== PROBLEM TO SOLVE ==
Extract each line containing the string "will".

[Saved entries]
☆ ☆ ☆ ☆ ☆

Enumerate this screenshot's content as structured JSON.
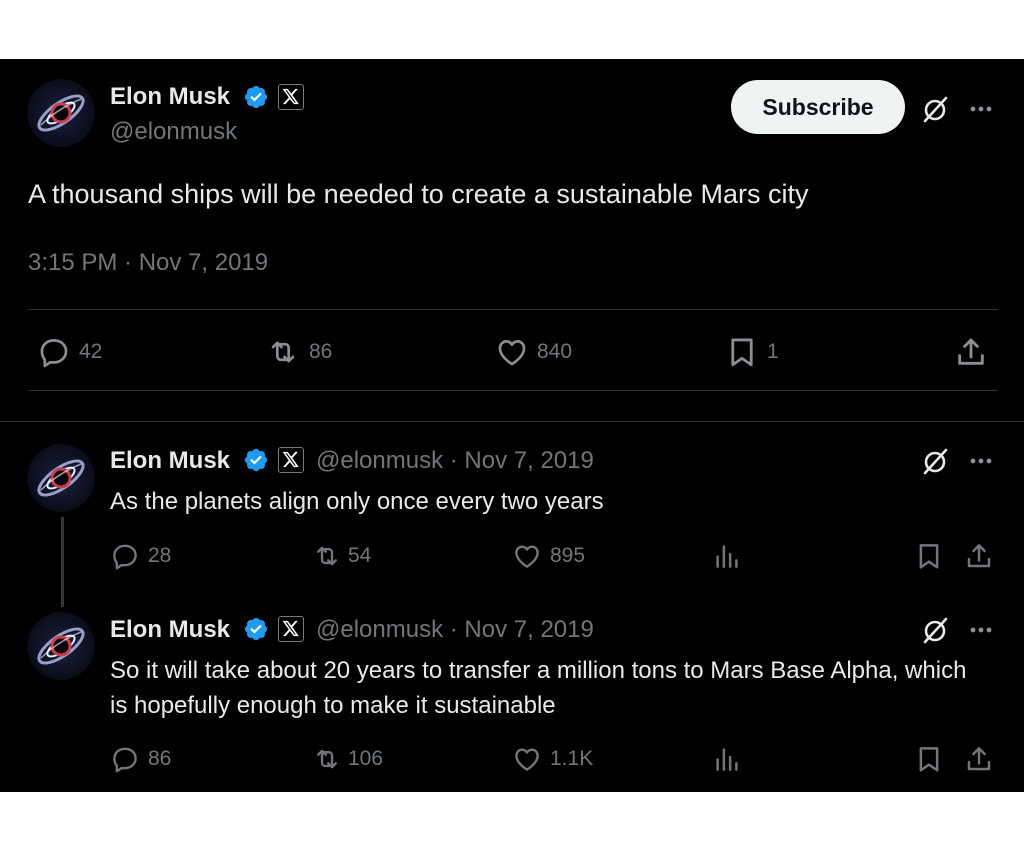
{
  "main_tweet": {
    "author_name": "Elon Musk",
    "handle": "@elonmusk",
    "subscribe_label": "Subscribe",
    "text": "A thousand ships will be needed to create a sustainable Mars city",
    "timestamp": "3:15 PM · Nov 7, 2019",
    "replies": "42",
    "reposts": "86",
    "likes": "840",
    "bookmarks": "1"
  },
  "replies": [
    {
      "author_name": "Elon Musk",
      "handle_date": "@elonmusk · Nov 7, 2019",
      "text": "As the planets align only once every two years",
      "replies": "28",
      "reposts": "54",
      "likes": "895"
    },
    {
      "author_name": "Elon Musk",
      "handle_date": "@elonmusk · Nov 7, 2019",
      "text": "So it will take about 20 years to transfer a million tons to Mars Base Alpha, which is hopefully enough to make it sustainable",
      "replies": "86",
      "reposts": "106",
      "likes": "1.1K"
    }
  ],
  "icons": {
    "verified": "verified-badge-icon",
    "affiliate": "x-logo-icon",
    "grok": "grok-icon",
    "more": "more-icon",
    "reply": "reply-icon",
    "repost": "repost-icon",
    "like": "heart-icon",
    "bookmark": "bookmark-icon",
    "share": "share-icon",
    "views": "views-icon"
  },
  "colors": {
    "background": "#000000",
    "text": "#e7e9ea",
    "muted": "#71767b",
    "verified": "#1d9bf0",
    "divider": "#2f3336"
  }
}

☆ ☆ ☆ ☆ ☆

== THE SOLUTION ==
    "text": "A thousand ships will be needed to create a sustainable Mars city",
      "text": "So it will take about 20 years to transfer a million tons to Mars Base Alpha, which is hopefully enough to make it sustainable",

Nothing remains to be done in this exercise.